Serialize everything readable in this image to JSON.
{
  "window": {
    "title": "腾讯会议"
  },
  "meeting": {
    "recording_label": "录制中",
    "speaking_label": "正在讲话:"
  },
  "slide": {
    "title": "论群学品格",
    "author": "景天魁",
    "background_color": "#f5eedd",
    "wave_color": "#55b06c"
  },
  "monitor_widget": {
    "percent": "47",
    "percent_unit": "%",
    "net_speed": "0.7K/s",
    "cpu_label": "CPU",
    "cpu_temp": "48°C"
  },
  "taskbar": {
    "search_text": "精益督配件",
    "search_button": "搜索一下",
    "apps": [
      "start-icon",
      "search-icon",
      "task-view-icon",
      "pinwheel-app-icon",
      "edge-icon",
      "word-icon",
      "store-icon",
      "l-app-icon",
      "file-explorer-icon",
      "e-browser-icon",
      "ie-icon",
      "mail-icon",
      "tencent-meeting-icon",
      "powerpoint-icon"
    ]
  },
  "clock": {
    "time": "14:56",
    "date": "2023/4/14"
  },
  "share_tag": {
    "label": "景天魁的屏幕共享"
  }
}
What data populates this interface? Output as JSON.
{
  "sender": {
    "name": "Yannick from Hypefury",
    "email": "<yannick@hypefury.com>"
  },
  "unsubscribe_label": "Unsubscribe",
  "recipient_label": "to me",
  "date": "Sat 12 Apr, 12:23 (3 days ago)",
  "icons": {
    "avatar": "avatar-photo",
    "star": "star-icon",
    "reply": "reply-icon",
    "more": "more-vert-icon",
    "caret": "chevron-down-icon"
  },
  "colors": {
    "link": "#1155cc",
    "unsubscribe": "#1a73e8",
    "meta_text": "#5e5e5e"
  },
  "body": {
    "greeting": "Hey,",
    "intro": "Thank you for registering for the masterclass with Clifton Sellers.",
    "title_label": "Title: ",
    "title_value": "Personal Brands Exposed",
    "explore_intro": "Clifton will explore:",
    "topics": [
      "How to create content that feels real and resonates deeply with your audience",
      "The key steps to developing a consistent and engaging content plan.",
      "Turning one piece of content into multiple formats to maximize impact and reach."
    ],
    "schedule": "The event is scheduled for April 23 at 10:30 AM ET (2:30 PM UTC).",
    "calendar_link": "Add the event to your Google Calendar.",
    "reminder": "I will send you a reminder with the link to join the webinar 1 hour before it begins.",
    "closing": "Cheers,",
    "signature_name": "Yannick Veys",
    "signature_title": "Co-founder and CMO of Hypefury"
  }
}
________________________________________
Reproduce each line of the material containing the word "will".

## Output below
    "explore_intro": "Clifton will explore:",
    "reminder": "I will send you a reminder with the link to join the webinar 1 hour before it begins.",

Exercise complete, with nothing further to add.